LISTING »

****

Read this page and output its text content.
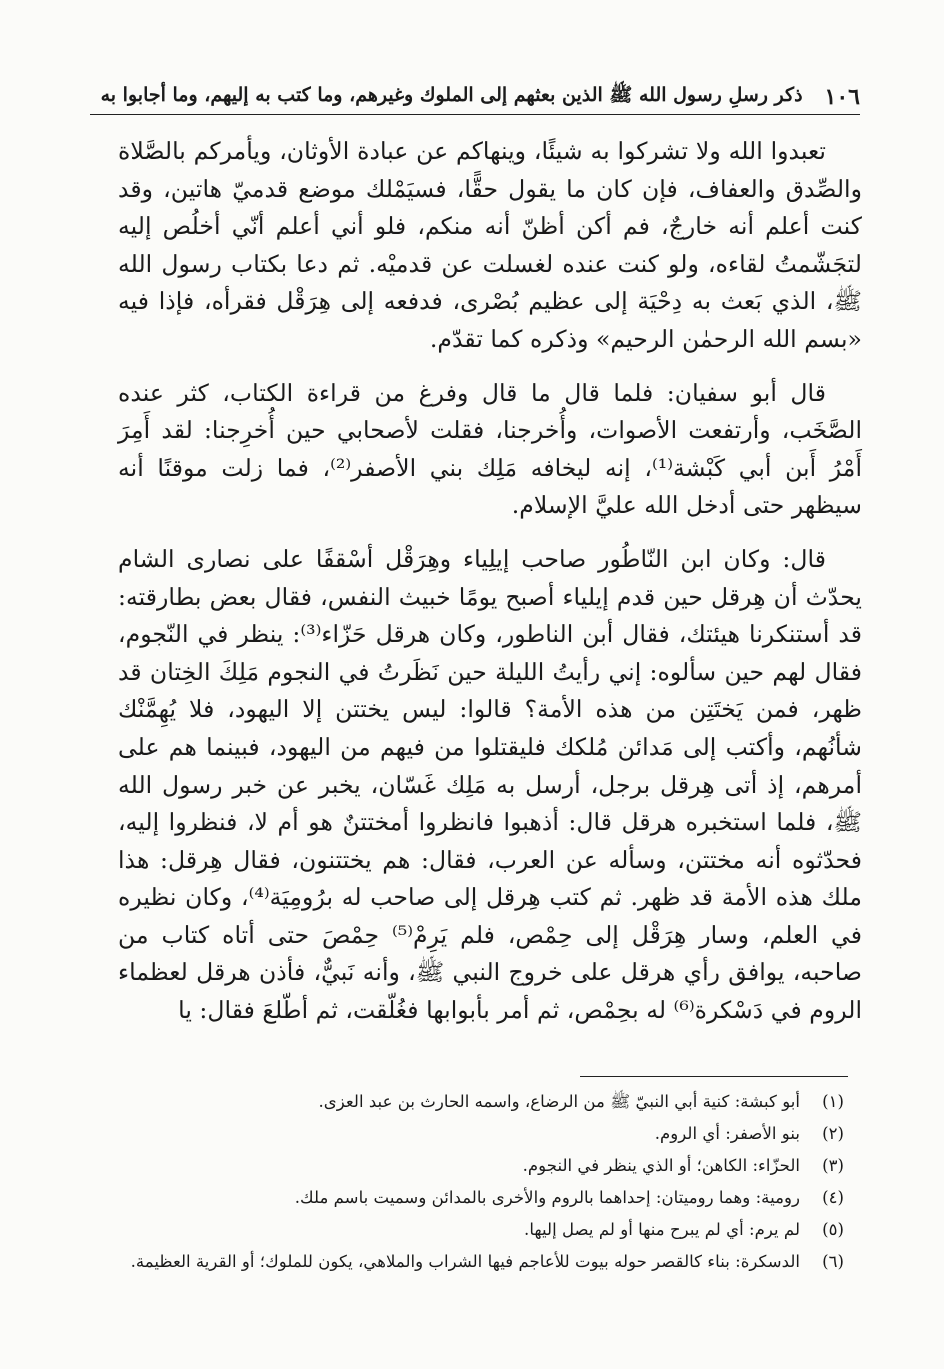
١٠٦
ذكر رسلِ رسول الله ﷺ الذين بعثهم إلى الملوك وغيرهم، وما كتب به إليهم، وما أجابوا به

تعبدوا الله ولا تشركوا به شيئًا، وينهاكم عن عبادة الأوثان، ويأمركم بالصَّلاة والصِّدق والعفاف، فإن كان ما يقول حقًّا، فسيَمْلك موضع قدميّ هاتين، وقد كنت أعلم أنه خارجٌ، فم أكن أظنّ أنه منكم، فلو أني أعلم أنّي أخلُص إليه لتجَشّمتُ لقاءه، ولو كنت عنده لغسلت عن قدميْه. ثم دعا بكتاب رسول الله ﷺ، الذي بَعث به دِحْيَة إلى عظيم بُصْرى، فدفعه إلى هِرَقْل فقرأه، فإذا فيه «بسم الله الرحمٰن الرحيم» وذكره كما تقدّم.

قال أبو سفيان: فلما قال ما قال وفرغ من قراءة الكتاب، كثر عنده الصَّخَب، وأرتفعت الأصوات، وأُخرجنا، فقلت لأصحابي حين أُخرِجنا: لقد أَمِرَ أَمْرُ أَبن أبي كَبْشة⁽¹⁾، إنه ليخافه مَلِك بني الأصفر⁽²⁾، فما زلت موقنًا أنه سيظهر حتى أدخل الله عليَّ الإسلام.

قال: وكان ابن النّاطُور صاحب إيلِياء وهِرَقْل أسْقفًا على نصارى الشام يحدّث أن هِرقل حين قدم إيلياء أصبح يومًا خبيث النفس، فقال بعض بطارقته: قد أستنكرنا هيئتك، فقال أبن الناطور، وكان هرقل حَزّاء⁽³⁾: ينظر في النّجوم، فقال لهم حين سألوه: إني رأيتُ الليلة حين نَظَرتُ في النجوم مَلِكَ الخِتان قد ظهر، فمن يَختَتِن من هذه الأمة؟ قالوا: ليس يختتن إلا اليهود، فلا يُهِمَّنْك شأنُهم، وأكتب إلى مَدائن مُلكك فليقتلوا من فيهم من اليهود، فبينما هم على أمرهم، إذ أتى هِرقل برجل، أرسل به مَلِك غَسّان، يخبر عن خبر رسول الله ﷺ، فلما استخبره هرقل قال: أذهبوا فانظروا أمختتنٌ هو أم لا، فنظروا إليه، فحدّثوه أنه مختتن، وسأله عن العرب، فقال: هم يختتنون، فقال هِرقل: هذا ملك هذه الأمة قد ظهر. ثم كتب هِرقل إلى صاحب له برُومِيَة⁽⁴⁾، وكان نظيره في العلم، وسار هِرَقْل إلى حِمْص، فلم يَرِمْ⁽⁵⁾ حِمْصَ حتى أتاه كتاب من صاحبه، يوافق رأي هرقل على خروج النبي ﷺ، وأنه نَبيٌّ، فأذن هرقل لعظماء الروم في دَسْكرة⁽⁶⁾ له بحِمْص، ثم أمر بأبوابها فغُلّقت، ثم أطّلعَ فقال: يا

(١)
أبو كبشة: كنية أبي النبيّ ﷺ من الرضاع، واسمه الحارث بن عبد العزى.
(٢)
بنو الأصفر: أي الروم.
(٣)
الحزّاء: الكاهن؛ أو الذي ينظر في النجوم.
(٤)
رومية: وهما روميتان: إحداهما بالروم والأخرى بالمدائن وسميت باسم ملك.
(٥)
لم يرم: أي لم يبرح منها أو لم يصل إليها.
(٦)
الدسكرة: بناء كالقصر حوله بيوت للأعاجم فيها الشراب والملاهي، يكون للملوك؛ أو القرية العظيمة.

****

Looking at the records above, say how many lines hold the string "الأصفر". Write nothing but the number.

2